Task description:
Copy each line that has the string "relational" somewhere in it.

Exercise input:
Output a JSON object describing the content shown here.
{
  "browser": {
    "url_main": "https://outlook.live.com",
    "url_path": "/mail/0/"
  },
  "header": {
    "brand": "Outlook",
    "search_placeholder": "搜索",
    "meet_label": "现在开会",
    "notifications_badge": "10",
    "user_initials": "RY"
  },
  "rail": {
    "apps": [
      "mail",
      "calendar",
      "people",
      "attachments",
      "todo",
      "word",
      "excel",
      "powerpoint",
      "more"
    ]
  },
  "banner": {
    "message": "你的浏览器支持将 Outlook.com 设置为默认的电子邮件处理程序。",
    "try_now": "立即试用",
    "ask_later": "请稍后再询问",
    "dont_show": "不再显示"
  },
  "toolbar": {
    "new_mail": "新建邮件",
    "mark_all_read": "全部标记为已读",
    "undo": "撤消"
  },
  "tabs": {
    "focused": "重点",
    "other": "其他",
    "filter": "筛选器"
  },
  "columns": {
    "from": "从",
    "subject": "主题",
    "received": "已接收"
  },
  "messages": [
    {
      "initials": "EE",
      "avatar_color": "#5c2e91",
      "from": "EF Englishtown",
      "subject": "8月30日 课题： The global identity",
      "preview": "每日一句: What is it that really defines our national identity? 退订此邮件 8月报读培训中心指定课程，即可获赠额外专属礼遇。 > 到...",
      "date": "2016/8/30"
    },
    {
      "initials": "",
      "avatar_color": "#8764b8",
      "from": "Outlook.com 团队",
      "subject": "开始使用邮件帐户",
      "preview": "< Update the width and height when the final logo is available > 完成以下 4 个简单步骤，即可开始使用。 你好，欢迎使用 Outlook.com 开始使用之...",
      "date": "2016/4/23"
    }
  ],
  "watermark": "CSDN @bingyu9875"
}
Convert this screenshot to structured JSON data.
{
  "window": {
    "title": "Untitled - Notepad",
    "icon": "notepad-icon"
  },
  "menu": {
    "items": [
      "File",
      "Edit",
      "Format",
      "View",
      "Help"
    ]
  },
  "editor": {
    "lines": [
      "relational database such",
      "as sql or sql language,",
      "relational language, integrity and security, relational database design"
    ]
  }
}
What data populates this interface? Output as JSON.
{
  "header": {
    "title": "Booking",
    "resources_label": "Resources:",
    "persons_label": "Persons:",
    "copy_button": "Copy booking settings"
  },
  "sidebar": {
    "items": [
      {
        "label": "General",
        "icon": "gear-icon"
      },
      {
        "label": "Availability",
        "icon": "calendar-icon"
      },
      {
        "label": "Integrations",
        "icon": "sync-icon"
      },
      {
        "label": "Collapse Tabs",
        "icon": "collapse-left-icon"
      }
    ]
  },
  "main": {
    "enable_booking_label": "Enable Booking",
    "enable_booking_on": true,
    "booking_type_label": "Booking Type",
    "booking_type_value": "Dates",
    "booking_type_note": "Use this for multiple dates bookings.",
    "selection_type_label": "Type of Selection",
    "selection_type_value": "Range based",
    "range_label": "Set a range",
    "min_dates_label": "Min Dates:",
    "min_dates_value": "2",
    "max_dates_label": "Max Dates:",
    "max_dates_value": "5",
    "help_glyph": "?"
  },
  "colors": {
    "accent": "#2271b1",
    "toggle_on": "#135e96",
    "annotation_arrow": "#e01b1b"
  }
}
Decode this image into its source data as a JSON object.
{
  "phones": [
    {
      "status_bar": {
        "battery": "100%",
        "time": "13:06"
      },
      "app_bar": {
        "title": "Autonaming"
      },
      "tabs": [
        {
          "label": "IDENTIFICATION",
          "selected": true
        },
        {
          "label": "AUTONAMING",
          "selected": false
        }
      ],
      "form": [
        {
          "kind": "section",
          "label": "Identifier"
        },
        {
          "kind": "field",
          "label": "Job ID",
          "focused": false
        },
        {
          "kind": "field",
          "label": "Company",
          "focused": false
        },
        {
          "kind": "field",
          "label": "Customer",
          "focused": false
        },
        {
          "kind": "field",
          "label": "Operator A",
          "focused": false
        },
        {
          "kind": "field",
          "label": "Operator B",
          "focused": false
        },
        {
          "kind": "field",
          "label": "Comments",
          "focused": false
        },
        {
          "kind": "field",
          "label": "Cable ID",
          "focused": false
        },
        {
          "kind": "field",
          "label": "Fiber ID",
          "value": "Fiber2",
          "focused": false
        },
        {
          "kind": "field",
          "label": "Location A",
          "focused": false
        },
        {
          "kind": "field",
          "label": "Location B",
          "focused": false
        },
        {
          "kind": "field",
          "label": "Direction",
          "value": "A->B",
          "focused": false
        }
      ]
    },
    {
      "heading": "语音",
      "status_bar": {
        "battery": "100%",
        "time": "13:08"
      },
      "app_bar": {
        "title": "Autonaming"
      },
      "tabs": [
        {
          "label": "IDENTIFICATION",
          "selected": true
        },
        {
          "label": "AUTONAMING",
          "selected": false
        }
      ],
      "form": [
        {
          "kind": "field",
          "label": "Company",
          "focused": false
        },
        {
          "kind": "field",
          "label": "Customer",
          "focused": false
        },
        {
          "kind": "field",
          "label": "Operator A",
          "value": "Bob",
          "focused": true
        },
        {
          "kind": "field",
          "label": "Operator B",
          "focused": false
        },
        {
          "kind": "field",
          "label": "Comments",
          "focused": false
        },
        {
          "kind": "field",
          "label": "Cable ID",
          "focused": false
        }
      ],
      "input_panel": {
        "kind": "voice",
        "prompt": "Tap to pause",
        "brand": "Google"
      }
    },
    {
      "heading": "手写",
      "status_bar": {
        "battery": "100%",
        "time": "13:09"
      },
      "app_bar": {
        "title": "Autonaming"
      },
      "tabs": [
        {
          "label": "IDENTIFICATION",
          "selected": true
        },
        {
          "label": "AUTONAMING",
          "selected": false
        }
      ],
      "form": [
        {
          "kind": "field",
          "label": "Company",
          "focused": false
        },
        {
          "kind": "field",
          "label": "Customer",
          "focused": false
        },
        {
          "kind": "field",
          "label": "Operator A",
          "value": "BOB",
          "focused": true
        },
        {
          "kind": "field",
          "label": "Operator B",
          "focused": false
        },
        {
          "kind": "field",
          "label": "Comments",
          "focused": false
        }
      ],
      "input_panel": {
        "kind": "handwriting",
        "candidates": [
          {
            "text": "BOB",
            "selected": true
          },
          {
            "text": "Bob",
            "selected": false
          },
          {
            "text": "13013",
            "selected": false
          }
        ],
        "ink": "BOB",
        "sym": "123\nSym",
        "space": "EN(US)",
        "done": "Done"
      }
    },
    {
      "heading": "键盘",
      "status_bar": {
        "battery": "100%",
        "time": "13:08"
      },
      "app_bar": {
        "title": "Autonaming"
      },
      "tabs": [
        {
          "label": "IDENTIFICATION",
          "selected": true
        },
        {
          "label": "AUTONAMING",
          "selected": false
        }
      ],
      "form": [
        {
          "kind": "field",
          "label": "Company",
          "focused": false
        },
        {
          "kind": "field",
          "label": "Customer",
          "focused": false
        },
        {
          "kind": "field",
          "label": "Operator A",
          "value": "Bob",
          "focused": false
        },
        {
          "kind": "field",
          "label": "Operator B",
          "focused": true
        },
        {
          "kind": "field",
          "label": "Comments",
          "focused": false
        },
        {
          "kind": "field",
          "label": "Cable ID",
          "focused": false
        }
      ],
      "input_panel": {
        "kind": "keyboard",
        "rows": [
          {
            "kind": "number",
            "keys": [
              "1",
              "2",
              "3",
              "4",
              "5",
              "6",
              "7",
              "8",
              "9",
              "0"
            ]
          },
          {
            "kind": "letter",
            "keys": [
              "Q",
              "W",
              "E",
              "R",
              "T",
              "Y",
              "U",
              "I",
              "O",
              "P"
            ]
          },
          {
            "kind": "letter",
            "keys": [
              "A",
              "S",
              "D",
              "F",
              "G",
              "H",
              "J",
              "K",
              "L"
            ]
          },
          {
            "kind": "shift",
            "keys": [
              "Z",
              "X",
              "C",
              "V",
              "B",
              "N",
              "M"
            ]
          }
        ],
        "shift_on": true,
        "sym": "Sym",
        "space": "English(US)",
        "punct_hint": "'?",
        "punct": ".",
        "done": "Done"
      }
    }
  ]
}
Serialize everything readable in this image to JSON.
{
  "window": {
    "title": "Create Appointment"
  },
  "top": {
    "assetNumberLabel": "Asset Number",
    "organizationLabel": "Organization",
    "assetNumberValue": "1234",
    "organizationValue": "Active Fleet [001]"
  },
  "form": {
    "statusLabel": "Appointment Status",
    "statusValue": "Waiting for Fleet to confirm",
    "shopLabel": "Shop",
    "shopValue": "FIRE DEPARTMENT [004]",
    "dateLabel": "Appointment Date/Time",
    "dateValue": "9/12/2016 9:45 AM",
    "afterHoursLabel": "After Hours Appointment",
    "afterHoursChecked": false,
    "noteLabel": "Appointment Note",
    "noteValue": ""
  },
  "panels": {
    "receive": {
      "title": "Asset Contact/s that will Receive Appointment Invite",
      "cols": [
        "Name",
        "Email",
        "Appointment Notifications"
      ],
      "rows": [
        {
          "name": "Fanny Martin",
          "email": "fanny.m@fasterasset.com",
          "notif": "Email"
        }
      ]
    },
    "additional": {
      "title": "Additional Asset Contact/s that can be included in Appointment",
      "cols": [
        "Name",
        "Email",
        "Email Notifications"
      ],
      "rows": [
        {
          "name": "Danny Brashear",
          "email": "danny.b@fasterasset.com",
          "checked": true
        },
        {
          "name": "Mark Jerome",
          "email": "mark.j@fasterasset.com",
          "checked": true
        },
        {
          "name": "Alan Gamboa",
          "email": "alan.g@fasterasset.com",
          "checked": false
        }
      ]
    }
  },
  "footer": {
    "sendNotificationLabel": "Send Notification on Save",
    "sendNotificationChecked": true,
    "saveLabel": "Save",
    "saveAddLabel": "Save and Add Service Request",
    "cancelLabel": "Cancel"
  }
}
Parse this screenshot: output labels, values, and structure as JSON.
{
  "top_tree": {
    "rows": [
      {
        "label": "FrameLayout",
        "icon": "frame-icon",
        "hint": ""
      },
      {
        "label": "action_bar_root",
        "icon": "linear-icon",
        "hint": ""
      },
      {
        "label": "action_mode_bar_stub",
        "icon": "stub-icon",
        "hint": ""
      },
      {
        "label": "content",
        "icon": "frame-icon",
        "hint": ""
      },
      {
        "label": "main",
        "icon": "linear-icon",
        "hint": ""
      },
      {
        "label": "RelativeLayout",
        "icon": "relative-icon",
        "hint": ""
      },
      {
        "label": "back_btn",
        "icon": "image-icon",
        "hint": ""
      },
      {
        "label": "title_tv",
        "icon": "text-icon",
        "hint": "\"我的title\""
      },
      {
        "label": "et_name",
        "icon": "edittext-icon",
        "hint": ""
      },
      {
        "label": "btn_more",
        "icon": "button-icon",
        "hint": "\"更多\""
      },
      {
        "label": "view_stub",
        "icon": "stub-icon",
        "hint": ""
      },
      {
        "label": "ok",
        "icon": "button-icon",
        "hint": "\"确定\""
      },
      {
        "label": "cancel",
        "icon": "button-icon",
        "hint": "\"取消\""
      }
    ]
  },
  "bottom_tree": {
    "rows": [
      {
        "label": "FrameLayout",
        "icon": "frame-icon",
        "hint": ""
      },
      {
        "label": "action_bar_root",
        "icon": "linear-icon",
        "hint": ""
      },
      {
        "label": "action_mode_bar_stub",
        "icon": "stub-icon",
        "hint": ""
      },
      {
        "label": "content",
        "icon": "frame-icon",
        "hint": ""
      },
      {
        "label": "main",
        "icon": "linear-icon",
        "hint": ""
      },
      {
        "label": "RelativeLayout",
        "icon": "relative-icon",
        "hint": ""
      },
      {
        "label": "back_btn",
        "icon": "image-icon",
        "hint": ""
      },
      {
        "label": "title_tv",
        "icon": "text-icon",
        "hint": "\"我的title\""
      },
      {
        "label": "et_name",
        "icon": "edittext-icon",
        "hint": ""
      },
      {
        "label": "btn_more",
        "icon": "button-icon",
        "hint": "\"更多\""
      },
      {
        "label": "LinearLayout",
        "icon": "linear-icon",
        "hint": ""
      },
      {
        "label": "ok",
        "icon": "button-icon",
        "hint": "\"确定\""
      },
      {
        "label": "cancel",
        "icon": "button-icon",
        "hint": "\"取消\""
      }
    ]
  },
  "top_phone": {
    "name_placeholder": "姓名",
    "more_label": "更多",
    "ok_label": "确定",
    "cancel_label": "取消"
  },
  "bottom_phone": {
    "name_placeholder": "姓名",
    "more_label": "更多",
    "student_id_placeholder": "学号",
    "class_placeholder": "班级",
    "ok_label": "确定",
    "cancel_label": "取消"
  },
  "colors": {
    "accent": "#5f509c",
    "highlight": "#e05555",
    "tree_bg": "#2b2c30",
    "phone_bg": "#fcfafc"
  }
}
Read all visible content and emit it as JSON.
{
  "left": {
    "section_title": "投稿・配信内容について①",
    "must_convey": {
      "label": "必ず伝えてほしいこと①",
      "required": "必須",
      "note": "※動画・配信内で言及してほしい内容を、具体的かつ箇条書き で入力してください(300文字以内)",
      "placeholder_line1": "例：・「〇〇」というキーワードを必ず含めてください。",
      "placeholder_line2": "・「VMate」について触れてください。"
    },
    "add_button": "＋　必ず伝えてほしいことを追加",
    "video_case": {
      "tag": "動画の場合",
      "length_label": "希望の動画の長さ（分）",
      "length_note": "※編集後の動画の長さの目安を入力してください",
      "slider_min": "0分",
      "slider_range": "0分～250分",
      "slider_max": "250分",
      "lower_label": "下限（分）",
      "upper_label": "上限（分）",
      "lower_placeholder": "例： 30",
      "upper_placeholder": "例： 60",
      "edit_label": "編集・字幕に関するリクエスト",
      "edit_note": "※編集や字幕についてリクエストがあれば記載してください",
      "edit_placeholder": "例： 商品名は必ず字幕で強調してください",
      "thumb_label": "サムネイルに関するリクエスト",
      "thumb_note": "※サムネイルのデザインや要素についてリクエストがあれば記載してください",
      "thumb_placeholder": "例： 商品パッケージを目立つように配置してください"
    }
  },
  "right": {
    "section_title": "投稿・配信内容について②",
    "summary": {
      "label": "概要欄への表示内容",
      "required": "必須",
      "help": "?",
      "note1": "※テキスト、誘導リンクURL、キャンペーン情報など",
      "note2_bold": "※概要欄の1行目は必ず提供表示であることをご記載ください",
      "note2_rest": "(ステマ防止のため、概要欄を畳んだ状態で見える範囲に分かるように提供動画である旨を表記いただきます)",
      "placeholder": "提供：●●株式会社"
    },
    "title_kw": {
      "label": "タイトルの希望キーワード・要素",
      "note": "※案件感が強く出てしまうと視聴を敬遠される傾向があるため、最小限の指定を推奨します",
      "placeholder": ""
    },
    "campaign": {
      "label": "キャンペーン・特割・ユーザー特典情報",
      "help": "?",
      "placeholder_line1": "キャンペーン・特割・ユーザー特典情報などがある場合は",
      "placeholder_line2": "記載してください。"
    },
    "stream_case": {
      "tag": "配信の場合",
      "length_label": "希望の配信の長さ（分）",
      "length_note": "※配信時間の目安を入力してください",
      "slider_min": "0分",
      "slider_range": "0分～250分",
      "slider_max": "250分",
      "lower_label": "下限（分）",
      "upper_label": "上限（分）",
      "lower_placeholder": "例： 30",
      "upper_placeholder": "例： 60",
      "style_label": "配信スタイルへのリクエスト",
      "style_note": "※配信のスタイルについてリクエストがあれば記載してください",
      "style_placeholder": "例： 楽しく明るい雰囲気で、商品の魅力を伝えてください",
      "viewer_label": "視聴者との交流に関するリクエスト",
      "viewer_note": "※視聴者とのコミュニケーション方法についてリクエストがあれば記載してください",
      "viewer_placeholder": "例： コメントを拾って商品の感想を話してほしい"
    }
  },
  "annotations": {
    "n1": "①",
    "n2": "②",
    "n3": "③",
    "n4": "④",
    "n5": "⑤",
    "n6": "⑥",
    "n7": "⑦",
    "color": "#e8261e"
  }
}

Written solution:
      "relational database such",
      "relational language, integrity and security, relational database design"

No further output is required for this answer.